**AIM**
Across the entries below, count the lines in which the word "Puerto" occurs. Reply with the count alone.

**RECORDS FOR THE TASK**

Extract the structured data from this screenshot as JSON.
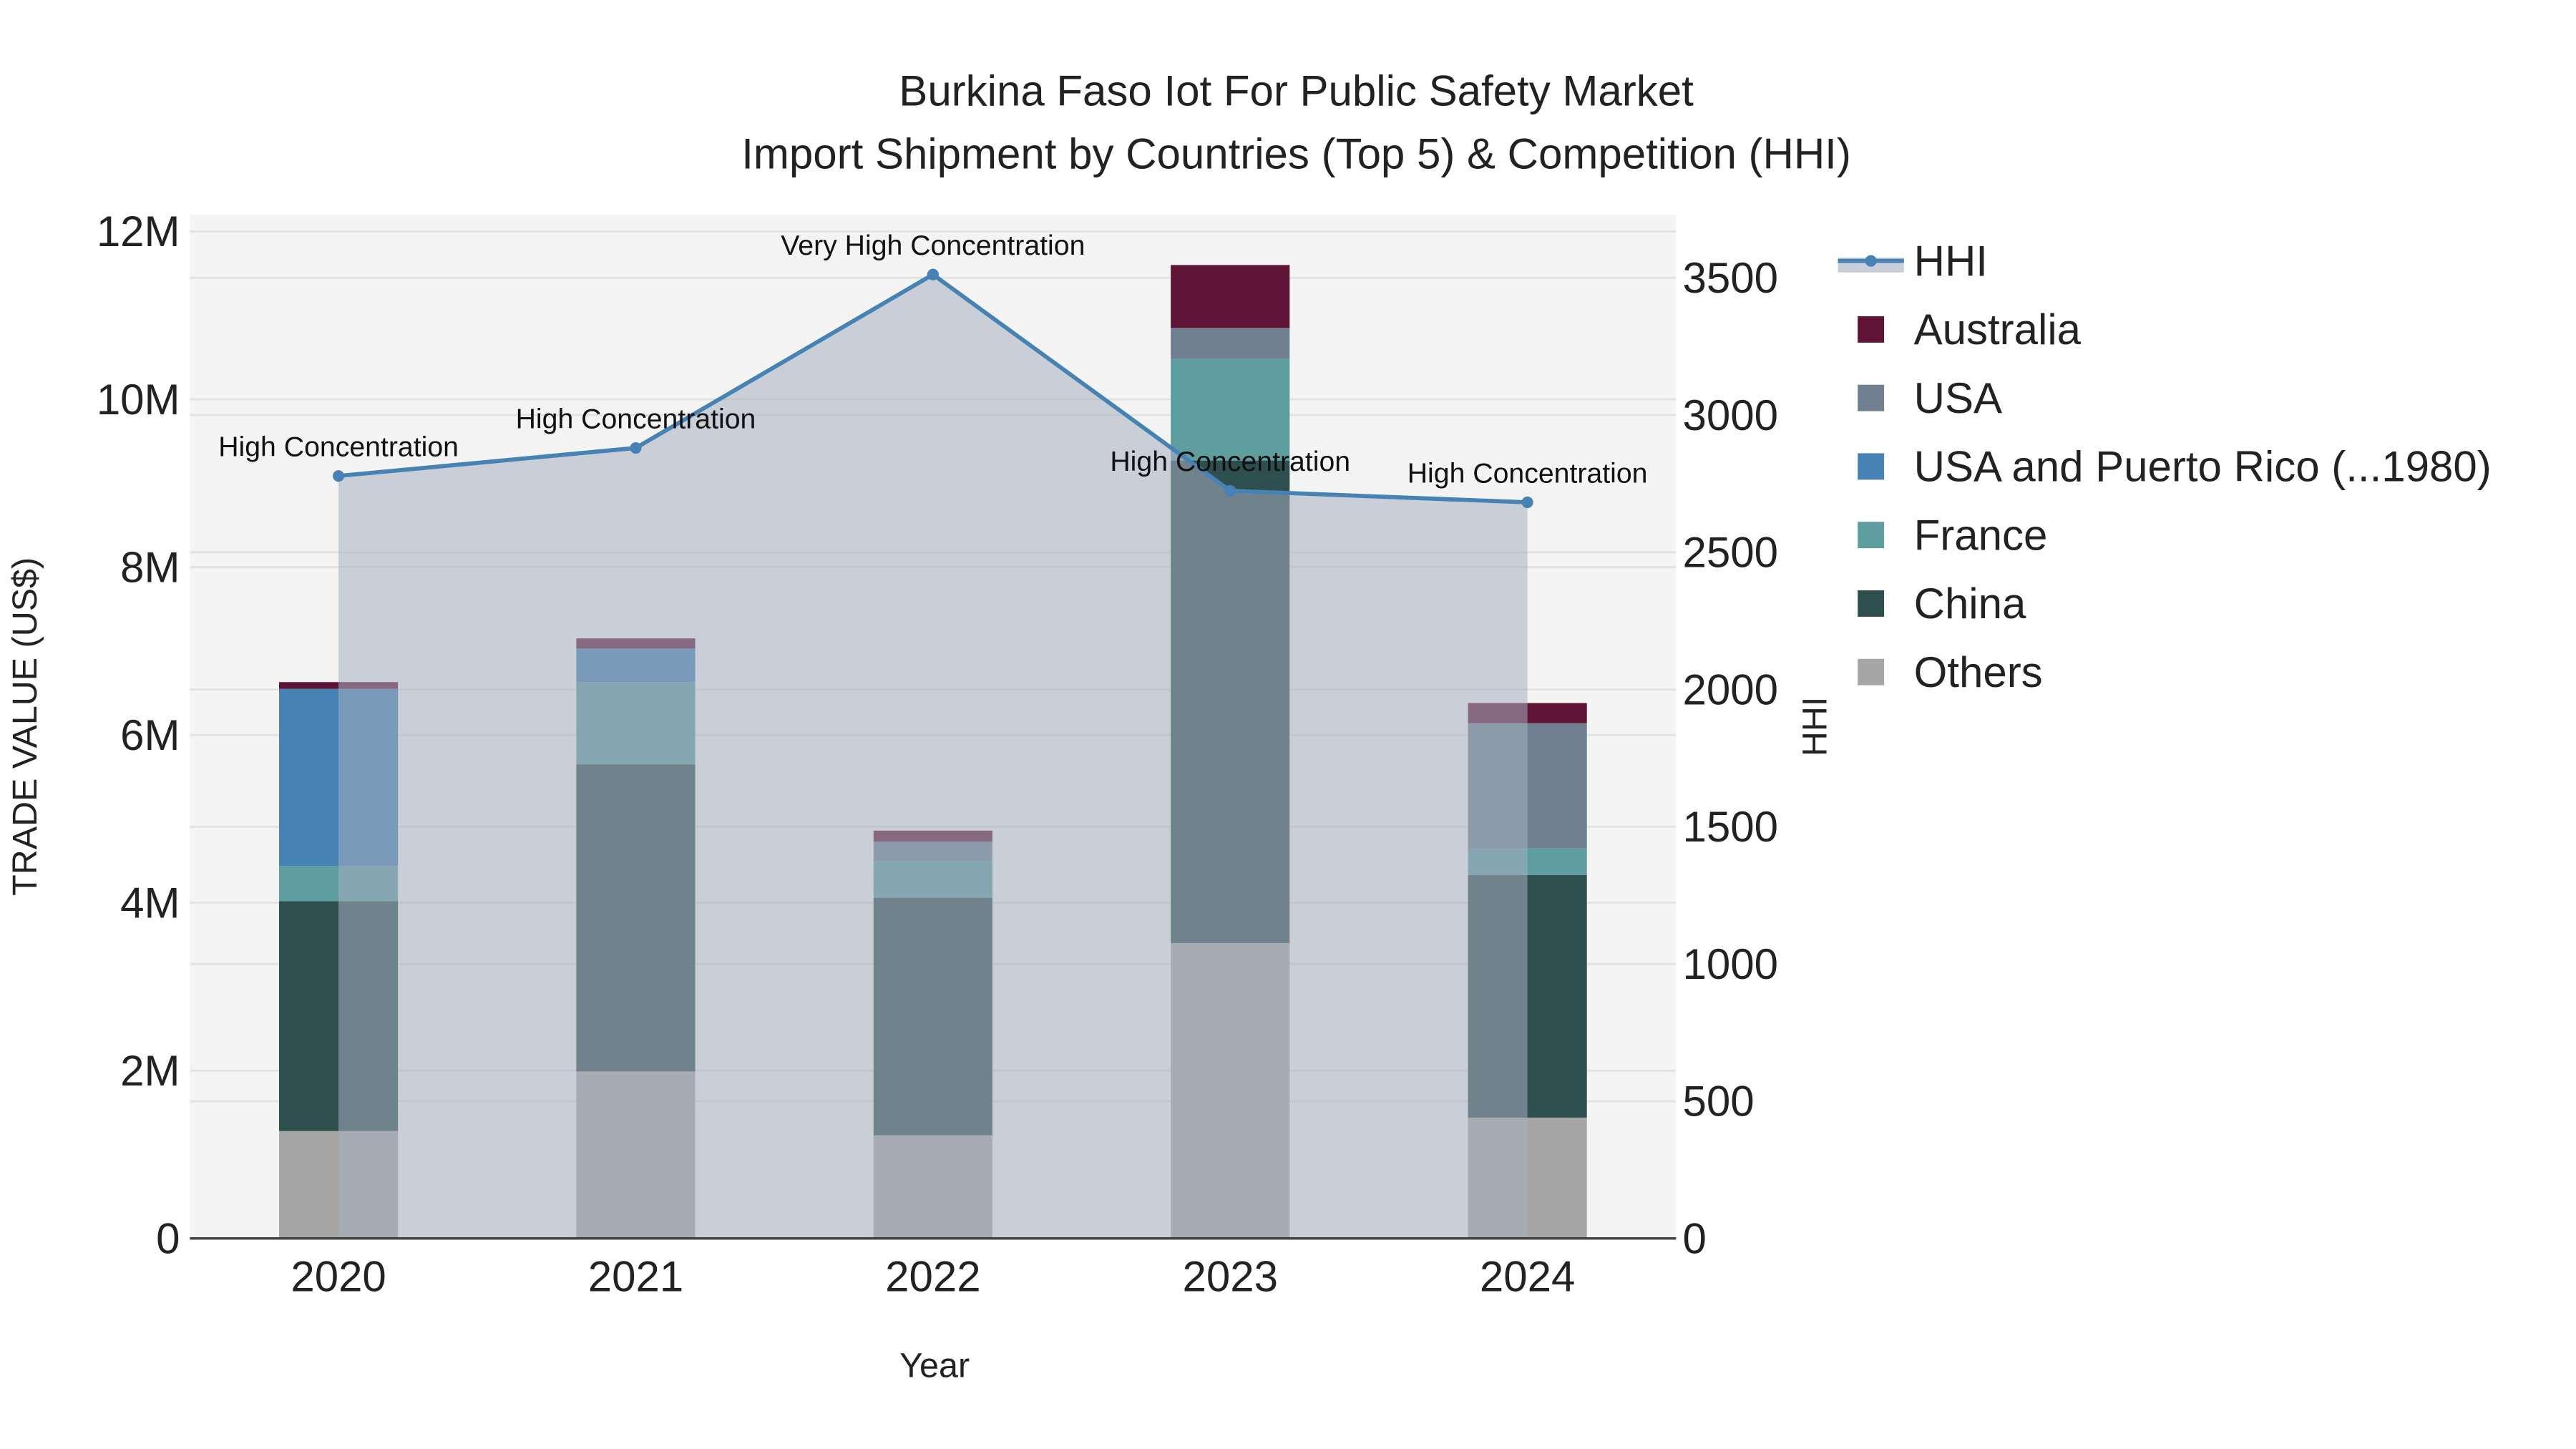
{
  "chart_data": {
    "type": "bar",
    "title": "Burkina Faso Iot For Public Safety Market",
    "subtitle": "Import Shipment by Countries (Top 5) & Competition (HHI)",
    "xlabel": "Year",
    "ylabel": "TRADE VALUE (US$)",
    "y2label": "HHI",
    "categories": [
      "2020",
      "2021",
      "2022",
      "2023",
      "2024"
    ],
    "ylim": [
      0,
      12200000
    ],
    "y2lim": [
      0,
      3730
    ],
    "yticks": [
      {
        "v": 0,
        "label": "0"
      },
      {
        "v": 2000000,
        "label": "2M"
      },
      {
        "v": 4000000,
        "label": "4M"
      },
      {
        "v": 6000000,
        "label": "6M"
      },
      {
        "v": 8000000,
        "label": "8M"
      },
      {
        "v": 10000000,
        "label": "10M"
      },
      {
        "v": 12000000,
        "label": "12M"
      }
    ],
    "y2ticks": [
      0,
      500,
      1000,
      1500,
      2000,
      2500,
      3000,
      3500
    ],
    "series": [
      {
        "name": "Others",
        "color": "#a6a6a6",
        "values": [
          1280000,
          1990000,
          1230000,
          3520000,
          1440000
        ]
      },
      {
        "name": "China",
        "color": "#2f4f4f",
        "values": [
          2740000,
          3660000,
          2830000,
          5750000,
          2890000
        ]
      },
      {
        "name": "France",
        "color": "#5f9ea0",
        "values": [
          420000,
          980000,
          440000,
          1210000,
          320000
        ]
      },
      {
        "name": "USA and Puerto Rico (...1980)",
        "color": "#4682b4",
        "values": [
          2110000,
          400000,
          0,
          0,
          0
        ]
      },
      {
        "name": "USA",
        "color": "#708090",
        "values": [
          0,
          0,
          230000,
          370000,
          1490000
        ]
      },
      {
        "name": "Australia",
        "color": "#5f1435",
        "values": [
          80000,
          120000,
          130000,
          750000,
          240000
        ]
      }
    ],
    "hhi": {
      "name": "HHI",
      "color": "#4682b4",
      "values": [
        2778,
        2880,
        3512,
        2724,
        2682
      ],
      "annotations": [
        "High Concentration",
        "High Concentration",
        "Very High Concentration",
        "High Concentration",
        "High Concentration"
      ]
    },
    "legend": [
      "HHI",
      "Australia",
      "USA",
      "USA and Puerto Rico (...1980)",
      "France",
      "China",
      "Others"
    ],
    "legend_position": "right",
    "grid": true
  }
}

**EXERCISE RESPONSE**
2